PROBLEM TO SOLVE:
Copy every entry precisely.
* Start SOURCE RECORDS *
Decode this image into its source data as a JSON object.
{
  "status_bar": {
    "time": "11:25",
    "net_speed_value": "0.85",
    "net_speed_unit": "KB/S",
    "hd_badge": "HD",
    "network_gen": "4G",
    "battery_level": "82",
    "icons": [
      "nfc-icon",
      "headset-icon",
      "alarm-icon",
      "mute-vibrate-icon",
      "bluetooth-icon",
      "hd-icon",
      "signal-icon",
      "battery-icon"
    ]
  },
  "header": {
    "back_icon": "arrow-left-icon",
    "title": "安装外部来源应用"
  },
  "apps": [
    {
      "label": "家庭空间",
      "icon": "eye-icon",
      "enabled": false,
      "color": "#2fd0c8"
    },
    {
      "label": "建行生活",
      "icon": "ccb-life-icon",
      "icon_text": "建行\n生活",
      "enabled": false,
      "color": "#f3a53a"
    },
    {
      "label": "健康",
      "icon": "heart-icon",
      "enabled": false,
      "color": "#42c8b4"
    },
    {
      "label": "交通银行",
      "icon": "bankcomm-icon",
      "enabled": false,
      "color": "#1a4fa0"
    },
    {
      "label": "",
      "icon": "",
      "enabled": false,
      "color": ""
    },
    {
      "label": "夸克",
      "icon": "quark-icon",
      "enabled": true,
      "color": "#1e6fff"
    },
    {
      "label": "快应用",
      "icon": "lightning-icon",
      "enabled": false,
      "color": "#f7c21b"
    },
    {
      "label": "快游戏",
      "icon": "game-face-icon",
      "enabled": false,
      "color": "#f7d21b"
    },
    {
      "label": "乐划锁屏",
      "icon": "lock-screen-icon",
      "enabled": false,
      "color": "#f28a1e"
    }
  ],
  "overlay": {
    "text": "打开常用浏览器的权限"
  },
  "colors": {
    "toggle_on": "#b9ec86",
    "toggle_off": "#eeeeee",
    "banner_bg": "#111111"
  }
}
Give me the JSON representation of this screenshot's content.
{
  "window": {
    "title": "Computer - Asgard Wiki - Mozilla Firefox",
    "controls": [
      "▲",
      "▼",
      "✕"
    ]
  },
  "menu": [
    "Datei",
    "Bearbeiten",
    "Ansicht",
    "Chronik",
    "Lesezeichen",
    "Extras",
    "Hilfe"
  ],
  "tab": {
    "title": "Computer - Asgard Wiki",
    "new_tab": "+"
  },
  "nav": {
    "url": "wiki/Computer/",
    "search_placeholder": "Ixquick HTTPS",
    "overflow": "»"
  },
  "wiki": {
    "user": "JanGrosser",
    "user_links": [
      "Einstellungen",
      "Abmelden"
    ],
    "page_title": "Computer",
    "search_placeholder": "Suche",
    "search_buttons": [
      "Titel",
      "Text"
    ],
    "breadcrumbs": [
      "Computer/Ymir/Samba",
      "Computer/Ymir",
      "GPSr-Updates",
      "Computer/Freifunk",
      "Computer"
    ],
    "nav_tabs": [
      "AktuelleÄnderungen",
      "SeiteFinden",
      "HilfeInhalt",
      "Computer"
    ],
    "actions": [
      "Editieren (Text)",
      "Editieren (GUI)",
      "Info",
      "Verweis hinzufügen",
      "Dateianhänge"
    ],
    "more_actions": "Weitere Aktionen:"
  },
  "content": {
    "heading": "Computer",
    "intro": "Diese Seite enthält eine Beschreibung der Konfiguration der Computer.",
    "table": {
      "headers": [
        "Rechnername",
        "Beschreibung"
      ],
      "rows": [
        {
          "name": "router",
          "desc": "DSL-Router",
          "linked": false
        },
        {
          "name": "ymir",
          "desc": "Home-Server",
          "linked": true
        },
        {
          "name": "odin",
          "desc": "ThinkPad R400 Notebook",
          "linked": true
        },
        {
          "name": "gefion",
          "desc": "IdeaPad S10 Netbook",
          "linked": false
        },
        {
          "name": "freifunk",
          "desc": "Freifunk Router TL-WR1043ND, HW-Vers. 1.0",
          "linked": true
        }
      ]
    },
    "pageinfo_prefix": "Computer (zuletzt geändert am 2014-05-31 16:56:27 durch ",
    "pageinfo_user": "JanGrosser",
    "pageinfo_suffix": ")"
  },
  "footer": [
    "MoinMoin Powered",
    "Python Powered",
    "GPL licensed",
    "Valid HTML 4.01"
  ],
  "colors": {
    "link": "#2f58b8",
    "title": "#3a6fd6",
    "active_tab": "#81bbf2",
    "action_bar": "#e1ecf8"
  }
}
* End SOURCE RECORDS *
SOLUTION:
Decode this image into its source data as a JSON object.
{
  "status_bar": {
    "time": "11:25",
    "net_speed_value": "0.85",
    "net_speed_unit": "KB/S",
    "hd_badge": "HD",
    "network_gen": "4G",
    "battery_level": "82",
    "icons": [
      "nfc-icon",
      "headset-icon",
      "alarm-icon",
      "mute-vibrate-icon",
      "bluetooth-icon",
      "hd-icon",
      "signal-icon",
      "battery-icon"
    ]
  },
  "header": {
    "back_icon": "arrow-left-icon",
    "title": "安装外部来源应用"
  },
  "apps": [
    {
      "label": "家庭空间",
      "icon": "eye-icon",
      "enabled": false,
      "color": "#2fd0c8"
    },
    {
      "label": "建行生活",
      "icon": "ccb-life-icon",
      "icon_text": "建行\n生活",
      "enabled": false,
      "color": "#f3a53a"
    },
    {
      "label": "健康",
      "icon": "heart-icon",
      "enabled": false,
      "color": "#42c8b4"
    },
    {
      "label": "交通银行",
      "icon": "bankcomm-icon",
      "enabled": false,
      "color": "#1a4fa0"
    },
    {
      "label": "",
      "icon": "",
      "enabled": false,
      "color": ""
    },
    {
      "label": "夸克",
      "icon": "quark-icon",
      "enabled": true,
      "color": "#1e6fff"
    },
    {
      "label": "快应用",
      "icon": "lightning-icon",
      "enabled": false,
      "color": "#f7c21b"
    },
    {
      "label": "快游戏",
      "icon": "game-face-icon",
      "enabled": false,
      "color": "#f7d21b"
    },
    {
      "label": "乐划锁屏",
      "icon": "lock-screen-icon",
      "enabled": false,
      "color": "#f28a1e"
    }
  ],
  "overlay": {
    "text": "打开常用浏览器的权限"
  },
  "colors": {
    "toggle_on": "#b9ec86",
    "toggle_off": "#eeeeee",
    "banner_bg": "#111111"
  }
}
Give me the JSON representation of this screenshot's content.
{
  "window": {
    "title": "Computer - Asgard Wiki - Mozilla Firefox",
    "controls": [
      "▲",
      "▼",
      "✕"
    ]
  },
  "menu": [
    "Datei",
    "Bearbeiten",
    "Ansicht",
    "Chronik",
    "Lesezeichen",
    "Extras",
    "Hilfe"
  ],
  "tab": {
    "title": "Computer - Asgard Wiki",
    "new_tab": "+"
  },
  "nav": {
    "url": "wiki/Computer/",
    "search_placeholder": "Ixquick HTTPS",
    "overflow": "»"
  },
  "wiki": {
    "user": "JanGrosser",
    "user_links": [
      "Einstellungen",
      "Abmelden"
    ],
    "page_title": "Computer",
    "search_placeholder": "Suche",
    "search_buttons": [
      "Titel",
      "Text"
    ],
    "breadcrumbs": [
      "Computer/Ymir/Samba",
      "Computer/Ymir",
      "GPSr-Updates",
      "Computer/Freifunk",
      "Computer"
    ],
    "nav_tabs": [
      "AktuelleÄnderungen",
      "SeiteFinden",
      "HilfeInhalt",
      "Computer"
    ],
    "actions": [
      "Editieren (Text)",
      "Editieren (GUI)",
      "Info",
      "Verweis hinzufügen",
      "Dateianhänge"
    ],
    "more_actions": "Weitere Aktionen:"
  },
  "content": {
    "heading": "Computer",
    "intro": "Diese Seite enthält eine Beschreibung der Konfiguration der Computer.",
    "table": {
      "headers": [
        "Rechnername",
        "Beschreibung"
      ],
      "rows": [
        {
          "name": "router",
          "desc": "DSL-Router",
          "linked": false
        },
        {
          "name": "ymir",
          "desc": "Home-Server",
          "linked": true
        },
        {
          "name": "odin",
          "desc": "ThinkPad R400 Notebook",
          "linked": true
        },
        {
          "name": "gefion",
          "desc": "IdeaPad S10 Netbook",
          "linked": false
        },
        {
          "name": "freifunk",
          "desc": "Freifunk Router TL-WR1043ND, HW-Vers. 1.0",
          "linked": true
        }
      ]
    },
    "pageinfo_prefix": "Computer (zuletzt geändert am 2014-05-31 16:56:27 durch ",
    "pageinfo_user": "JanGrosser",
    "pageinfo_suffix": ")"
  },
  "footer": [
    "MoinMoin Powered",
    "Python Powered",
    "GPL licensed",
    "Valid HTML 4.01"
  ],
  "colors": {
    "link": "#2f58b8",
    "title": "#3a6fd6",
    "active_tab": "#81bbf2",
    "action_bar": "#e1ecf8"
  }
}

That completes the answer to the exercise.